Task objective:
Select the lines of the records containing the word "name" and list them.

* begin Material for this exercise *

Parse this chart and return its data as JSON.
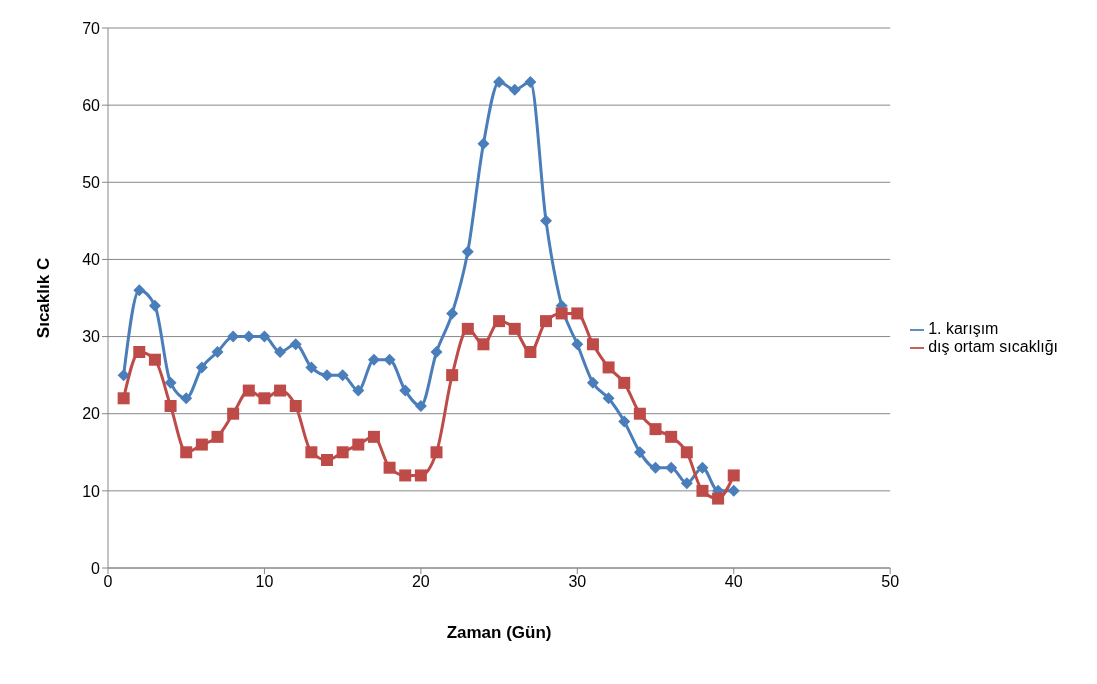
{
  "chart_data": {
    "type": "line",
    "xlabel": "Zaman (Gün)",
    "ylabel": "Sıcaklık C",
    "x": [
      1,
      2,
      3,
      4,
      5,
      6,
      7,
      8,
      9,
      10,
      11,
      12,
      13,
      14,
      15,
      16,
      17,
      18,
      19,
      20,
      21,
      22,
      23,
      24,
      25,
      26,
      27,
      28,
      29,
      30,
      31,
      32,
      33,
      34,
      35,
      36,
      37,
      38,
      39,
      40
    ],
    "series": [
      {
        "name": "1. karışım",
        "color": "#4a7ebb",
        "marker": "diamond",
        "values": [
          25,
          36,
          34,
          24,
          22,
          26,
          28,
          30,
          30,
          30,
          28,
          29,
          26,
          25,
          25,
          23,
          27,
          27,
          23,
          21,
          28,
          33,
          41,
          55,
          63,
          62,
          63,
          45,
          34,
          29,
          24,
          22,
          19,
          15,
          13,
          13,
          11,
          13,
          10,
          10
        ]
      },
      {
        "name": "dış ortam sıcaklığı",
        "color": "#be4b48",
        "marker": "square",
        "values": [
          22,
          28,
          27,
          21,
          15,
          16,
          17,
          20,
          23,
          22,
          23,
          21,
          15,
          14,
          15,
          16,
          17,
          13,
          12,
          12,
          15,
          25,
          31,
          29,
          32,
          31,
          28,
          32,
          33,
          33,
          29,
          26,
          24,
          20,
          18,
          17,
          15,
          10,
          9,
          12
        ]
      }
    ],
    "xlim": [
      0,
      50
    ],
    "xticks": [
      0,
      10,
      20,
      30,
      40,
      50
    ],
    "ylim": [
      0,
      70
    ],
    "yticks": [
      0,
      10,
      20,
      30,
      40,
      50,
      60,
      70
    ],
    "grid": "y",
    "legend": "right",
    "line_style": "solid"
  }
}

* end Material for this exercise *

Result below:
        "name": "1. karışım",
        "name": "dış ortam sıcaklığı",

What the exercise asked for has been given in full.